• _DIRECTIONS_
Search the records that follow and extract every line containing the string "name".

• _RECORDS SUPPLIED_

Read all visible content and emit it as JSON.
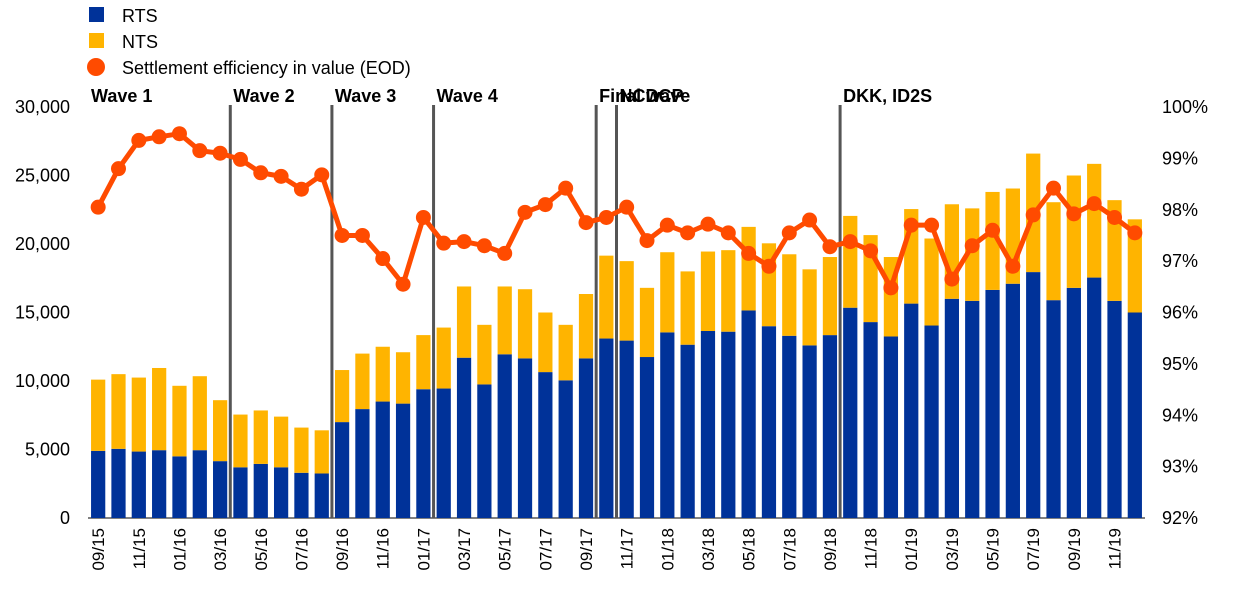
{
  "chart_data": {
    "type": "bar",
    "stacked": true,
    "categories": [
      "09/15",
      "10/15",
      "11/15",
      "12/15",
      "01/16",
      "02/16",
      "03/16",
      "04/16",
      "05/16",
      "06/16",
      "07/16",
      "08/16",
      "09/16",
      "10/16",
      "11/16",
      "12/16",
      "01/17",
      "02/17",
      "03/17",
      "04/17",
      "05/17",
      "06/17",
      "07/17",
      "08/17",
      "09/17",
      "10/17",
      "11/17",
      "12/17",
      "01/18",
      "02/18",
      "03/18",
      "04/18",
      "05/18",
      "06/18",
      "07/18",
      "08/18",
      "09/18",
      "10/18",
      "11/18",
      "12/18",
      "01/19",
      "02/19",
      "03/19",
      "04/19",
      "05/19",
      "06/19",
      "07/19",
      "08/19",
      "09/19",
      "10/19",
      "11/19",
      "12/19"
    ],
    "tick_labels": [
      "09/15",
      "11/15",
      "01/16",
      "03/16",
      "05/16",
      "07/16",
      "09/16",
      "11/16",
      "01/17",
      "03/17",
      "05/17",
      "07/17",
      "09/17",
      "11/17",
      "01/18",
      "03/18",
      "05/18",
      "07/18",
      "09/18",
      "11/18",
      "01/19",
      "03/19",
      "05/19",
      "07/19",
      "09/19",
      "11/19"
    ],
    "series": [
      {
        "name": "RTS",
        "axis": "left",
        "color": "#003299",
        "values": [
          4900,
          5050,
          4850,
          4950,
          4500,
          4950,
          4150,
          3700,
          3950,
          3700,
          3300,
          3250,
          7000,
          7950,
          8500,
          8350,
          9400,
          9450,
          11700,
          9750,
          11950,
          11650,
          10650,
          10050,
          11650,
          13100,
          12950,
          11750,
          13550,
          12650,
          13650,
          13600,
          15150,
          14000,
          13300,
          12600,
          13350,
          15350,
          14300,
          13250,
          15650,
          14050,
          16000,
          15850,
          16650,
          17100,
          17950,
          15900,
          16800,
          17550,
          15850,
          15000
        ]
      },
      {
        "name": "NTS",
        "axis": "left",
        "color": "#FFB400",
        "values": [
          5200,
          5450,
          5400,
          6000,
          5150,
          5400,
          4450,
          3850,
          3900,
          3700,
          3300,
          3150,
          3800,
          4050,
          4000,
          3750,
          3950,
          4450,
          5200,
          4350,
          4950,
          5050,
          4350,
          4050,
          4700,
          6050,
          5800,
          5050,
          5850,
          5350,
          5800,
          5950,
          6100,
          6050,
          5950,
          5550,
          5700,
          6700,
          6350,
          5800,
          6900,
          6350,
          6900,
          6750,
          7150,
          6950,
          8650,
          7150,
          8200,
          8300,
          7350,
          6800
        ]
      },
      {
        "name": "Settlement efficiency in value (EOD)",
        "axis": "right",
        "type": "line",
        "color": "#FF4B00",
        "values": [
          98.05,
          98.8,
          99.35,
          99.42,
          99.48,
          99.15,
          99.1,
          98.98,
          98.72,
          98.65,
          98.4,
          98.68,
          97.5,
          97.5,
          97.05,
          96.55,
          97.85,
          97.35,
          97.38,
          97.3,
          97.15,
          97.95,
          98.1,
          98.42,
          97.75,
          97.85,
          98.05,
          97.4,
          97.7,
          97.55,
          97.72,
          97.55,
          97.15,
          96.9,
          97.55,
          97.8,
          97.28,
          97.38,
          97.2,
          96.48,
          97.7,
          97.7,
          96.65,
          97.3,
          97.6,
          96.9,
          97.9,
          98.42,
          97.92,
          98.12,
          97.85,
          97.55
        ]
      }
    ],
    "y_left": {
      "min": 0,
      "max": 30000,
      "ticks": [
        "0",
        "5,000",
        "10,000",
        "15,000",
        "20,000",
        "25,000",
        "30,000"
      ]
    },
    "y_right": {
      "min": 92,
      "max": 100,
      "ticks": [
        "92%",
        "93%",
        "94%",
        "95%",
        "96%",
        "97%",
        "98%",
        "99%",
        "100%"
      ]
    },
    "events": [
      {
        "label": "Wave 1",
        "after_index": null
      },
      {
        "label": "Wave 2",
        "after_index": 6
      },
      {
        "label": "Wave 3",
        "after_index": 11
      },
      {
        "label": "Wave 4",
        "after_index": 16
      },
      {
        "label": "Final wave",
        "after_index": 24
      },
      {
        "label": "NCDCP",
        "after_index": 25
      },
      {
        "label": "DKK, ID2S",
        "after_index": 36
      }
    ],
    "legend": {
      "position": "top-left"
    },
    "grid": false
  }
}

• _FULL ANSWER_
        "name": "RTS",
        "name": "NTS",
        "name": "Settlement efficiency in value (EOD)",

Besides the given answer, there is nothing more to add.